Across all the lines below, how many contain the string "color"? Please reply with the number only.

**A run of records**
+++++

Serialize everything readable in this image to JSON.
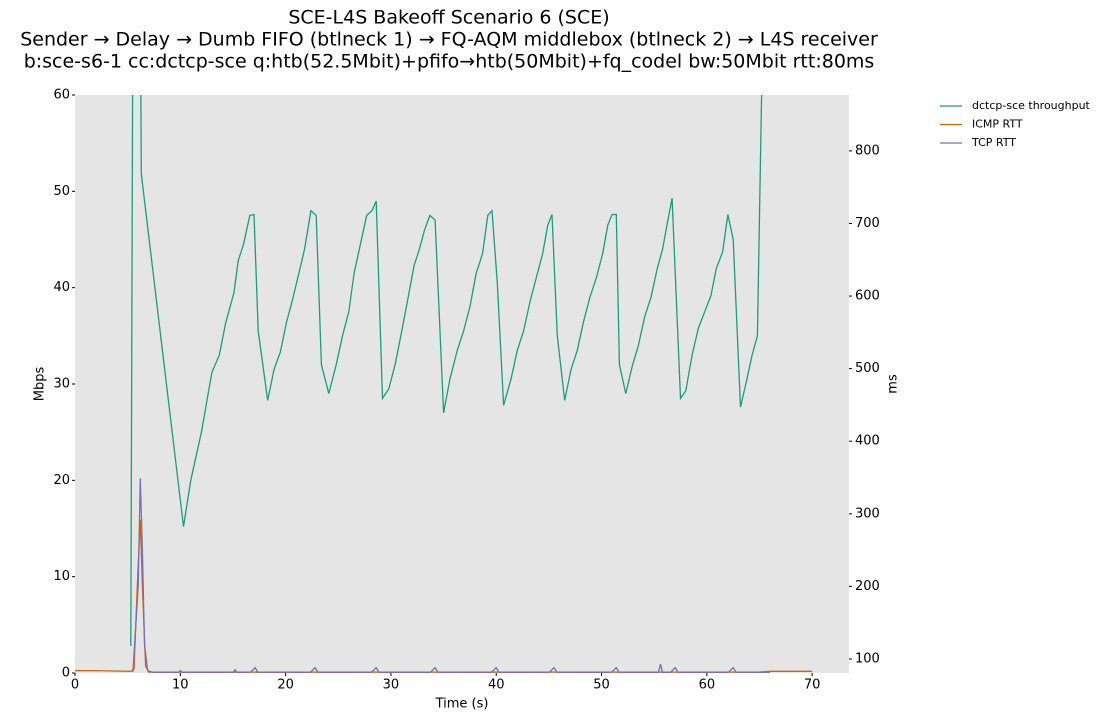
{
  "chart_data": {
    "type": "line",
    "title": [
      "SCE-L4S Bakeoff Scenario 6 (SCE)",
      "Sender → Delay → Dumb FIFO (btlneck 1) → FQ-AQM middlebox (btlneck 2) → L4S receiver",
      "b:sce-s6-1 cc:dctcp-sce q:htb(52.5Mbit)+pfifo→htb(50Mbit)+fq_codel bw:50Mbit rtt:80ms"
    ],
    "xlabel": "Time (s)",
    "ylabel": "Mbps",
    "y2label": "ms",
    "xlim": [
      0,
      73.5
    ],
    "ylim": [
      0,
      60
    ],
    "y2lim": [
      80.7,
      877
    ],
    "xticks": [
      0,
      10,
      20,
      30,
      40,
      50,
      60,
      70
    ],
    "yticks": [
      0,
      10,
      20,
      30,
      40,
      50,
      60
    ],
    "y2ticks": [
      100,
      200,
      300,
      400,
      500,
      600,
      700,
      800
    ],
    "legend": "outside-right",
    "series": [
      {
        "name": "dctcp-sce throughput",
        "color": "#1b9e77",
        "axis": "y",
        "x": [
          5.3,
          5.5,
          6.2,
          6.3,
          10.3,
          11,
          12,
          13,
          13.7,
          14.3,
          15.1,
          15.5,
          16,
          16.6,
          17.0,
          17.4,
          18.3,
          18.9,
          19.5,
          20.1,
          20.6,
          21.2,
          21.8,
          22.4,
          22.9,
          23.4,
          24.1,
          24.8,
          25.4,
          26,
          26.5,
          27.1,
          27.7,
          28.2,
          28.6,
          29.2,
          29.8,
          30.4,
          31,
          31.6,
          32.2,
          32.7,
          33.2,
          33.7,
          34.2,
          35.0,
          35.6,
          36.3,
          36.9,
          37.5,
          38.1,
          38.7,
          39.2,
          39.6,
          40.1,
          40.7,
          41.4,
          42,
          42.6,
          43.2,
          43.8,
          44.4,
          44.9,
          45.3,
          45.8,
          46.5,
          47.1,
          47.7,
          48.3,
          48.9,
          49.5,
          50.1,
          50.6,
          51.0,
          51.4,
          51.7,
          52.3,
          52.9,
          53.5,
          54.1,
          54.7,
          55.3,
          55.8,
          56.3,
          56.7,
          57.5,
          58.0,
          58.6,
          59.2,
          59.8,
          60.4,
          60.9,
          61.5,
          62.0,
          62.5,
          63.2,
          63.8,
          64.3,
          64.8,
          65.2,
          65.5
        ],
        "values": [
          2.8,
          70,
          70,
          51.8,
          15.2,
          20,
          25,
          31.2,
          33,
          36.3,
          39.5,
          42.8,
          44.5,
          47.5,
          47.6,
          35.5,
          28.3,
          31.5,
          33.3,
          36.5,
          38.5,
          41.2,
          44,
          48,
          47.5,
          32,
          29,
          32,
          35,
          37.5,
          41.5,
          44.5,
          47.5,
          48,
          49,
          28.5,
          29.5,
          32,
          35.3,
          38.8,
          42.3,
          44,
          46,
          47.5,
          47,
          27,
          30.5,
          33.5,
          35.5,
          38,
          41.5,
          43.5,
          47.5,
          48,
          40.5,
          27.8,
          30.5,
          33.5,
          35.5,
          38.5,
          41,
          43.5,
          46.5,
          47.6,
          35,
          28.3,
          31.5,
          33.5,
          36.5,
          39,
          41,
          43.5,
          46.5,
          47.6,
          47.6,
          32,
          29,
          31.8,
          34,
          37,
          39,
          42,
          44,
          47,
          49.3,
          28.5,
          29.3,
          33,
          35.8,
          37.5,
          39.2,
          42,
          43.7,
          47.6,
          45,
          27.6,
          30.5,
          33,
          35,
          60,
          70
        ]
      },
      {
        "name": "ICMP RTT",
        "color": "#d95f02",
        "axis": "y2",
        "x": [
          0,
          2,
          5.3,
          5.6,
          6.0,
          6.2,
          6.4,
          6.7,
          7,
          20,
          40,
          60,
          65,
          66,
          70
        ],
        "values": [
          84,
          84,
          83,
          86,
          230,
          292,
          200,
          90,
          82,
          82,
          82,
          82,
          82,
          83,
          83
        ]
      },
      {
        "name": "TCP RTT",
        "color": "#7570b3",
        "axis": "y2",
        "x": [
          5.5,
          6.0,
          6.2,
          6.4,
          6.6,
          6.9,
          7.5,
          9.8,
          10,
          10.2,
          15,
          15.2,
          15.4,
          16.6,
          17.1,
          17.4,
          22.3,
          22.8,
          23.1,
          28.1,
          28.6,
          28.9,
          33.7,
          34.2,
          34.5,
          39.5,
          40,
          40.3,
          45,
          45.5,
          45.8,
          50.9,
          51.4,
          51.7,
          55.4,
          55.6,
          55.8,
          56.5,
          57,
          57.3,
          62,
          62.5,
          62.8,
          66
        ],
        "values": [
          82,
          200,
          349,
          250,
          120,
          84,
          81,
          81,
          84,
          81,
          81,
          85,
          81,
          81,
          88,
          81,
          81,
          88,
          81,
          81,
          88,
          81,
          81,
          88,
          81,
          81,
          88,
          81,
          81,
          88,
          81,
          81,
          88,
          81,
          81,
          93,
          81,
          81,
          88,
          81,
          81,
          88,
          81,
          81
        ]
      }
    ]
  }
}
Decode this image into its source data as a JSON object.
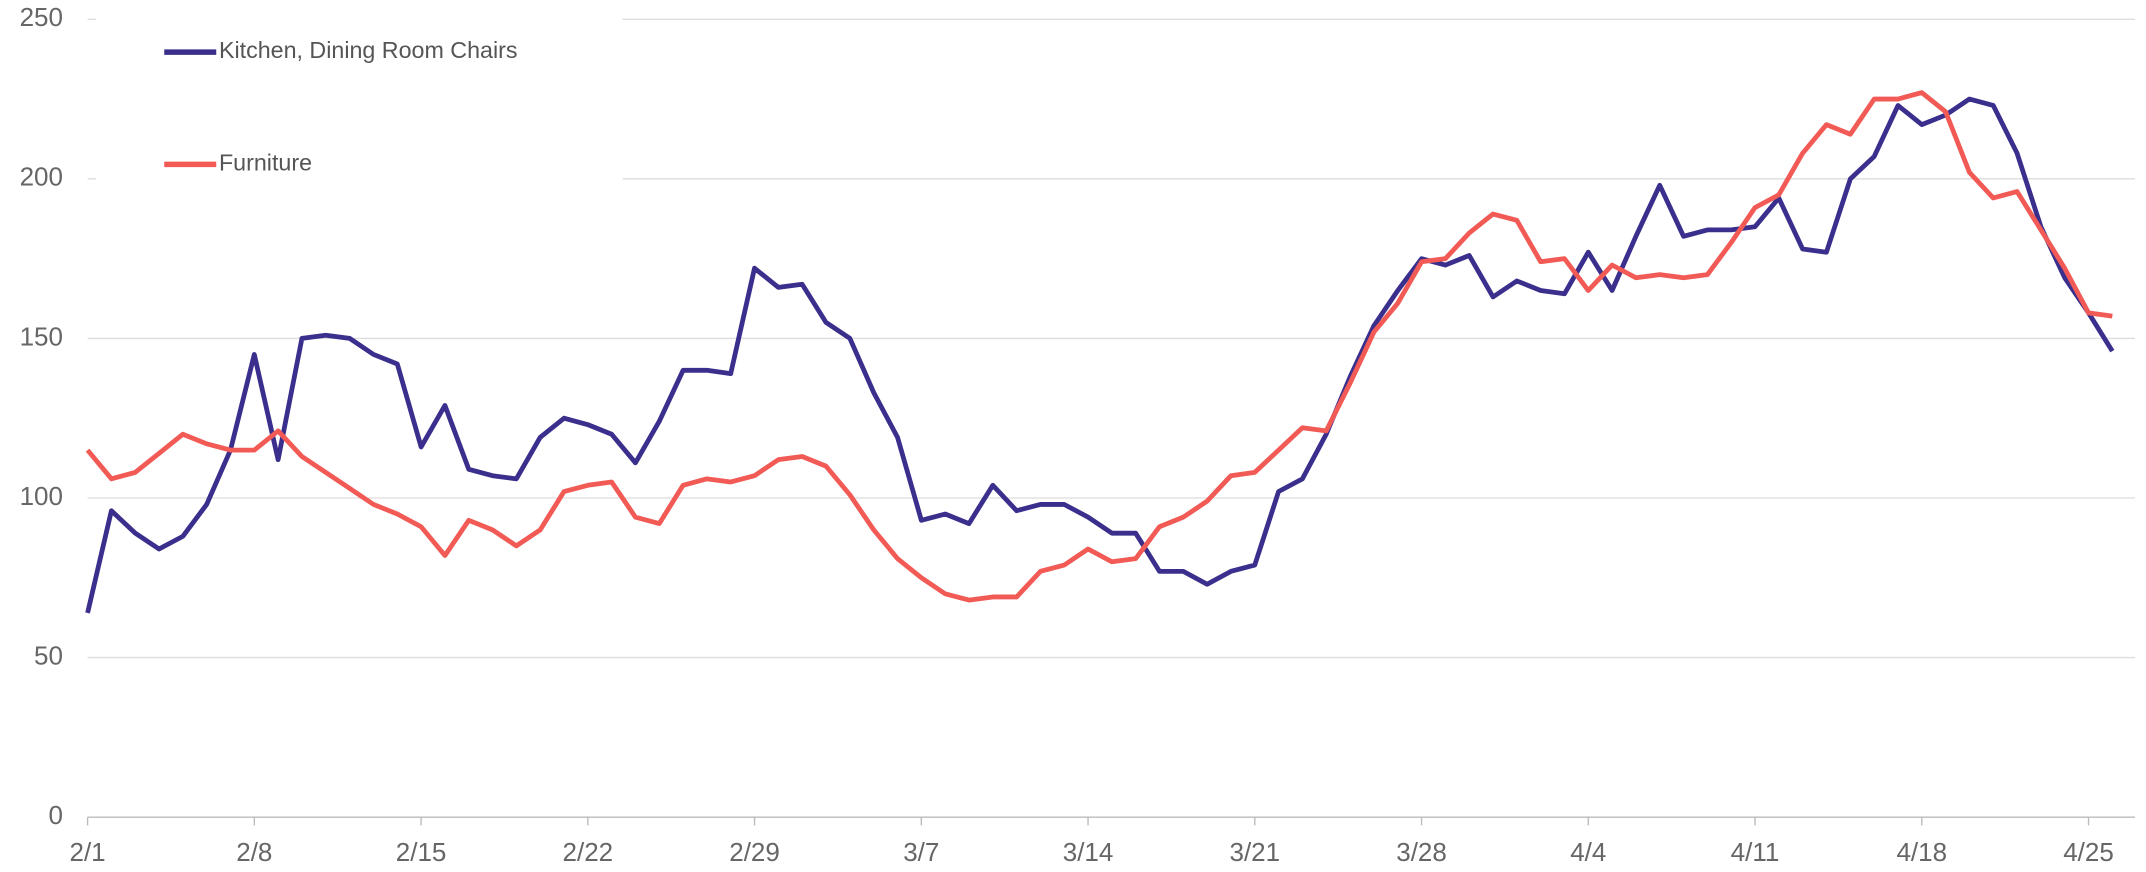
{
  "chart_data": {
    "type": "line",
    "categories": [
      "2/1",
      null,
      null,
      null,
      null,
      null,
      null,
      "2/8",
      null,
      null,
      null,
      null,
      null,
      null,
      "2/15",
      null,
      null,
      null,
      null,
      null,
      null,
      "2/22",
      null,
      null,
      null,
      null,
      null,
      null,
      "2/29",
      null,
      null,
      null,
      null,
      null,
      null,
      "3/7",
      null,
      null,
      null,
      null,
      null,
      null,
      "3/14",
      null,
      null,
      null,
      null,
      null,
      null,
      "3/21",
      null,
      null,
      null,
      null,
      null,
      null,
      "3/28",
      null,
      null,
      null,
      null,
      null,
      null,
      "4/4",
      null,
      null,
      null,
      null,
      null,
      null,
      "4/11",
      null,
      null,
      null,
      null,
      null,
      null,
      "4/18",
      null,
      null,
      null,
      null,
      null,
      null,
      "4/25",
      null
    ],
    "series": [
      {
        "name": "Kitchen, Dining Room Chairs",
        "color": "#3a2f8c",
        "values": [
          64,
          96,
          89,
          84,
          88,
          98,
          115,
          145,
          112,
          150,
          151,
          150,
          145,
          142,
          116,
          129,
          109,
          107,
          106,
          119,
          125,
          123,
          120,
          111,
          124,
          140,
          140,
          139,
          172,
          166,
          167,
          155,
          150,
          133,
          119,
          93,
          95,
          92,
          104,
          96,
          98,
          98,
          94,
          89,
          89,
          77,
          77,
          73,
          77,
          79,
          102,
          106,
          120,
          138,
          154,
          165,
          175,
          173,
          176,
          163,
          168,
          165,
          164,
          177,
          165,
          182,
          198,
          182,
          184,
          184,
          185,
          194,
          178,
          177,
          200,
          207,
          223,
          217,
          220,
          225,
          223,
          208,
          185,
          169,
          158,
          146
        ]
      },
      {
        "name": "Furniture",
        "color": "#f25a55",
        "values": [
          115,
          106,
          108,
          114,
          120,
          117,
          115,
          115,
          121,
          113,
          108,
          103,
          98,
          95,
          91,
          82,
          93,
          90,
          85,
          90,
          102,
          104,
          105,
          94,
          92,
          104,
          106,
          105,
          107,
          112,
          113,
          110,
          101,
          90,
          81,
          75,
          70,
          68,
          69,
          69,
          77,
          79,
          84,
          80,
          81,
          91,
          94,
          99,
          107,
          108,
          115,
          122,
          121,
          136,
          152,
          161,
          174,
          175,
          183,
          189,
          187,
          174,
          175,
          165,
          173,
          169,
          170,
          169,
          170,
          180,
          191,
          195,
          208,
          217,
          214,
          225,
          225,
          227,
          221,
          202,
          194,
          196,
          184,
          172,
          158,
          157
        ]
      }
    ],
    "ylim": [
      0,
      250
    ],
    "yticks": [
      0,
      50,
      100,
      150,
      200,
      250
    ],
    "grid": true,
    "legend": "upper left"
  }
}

+++++

**REPLY**
5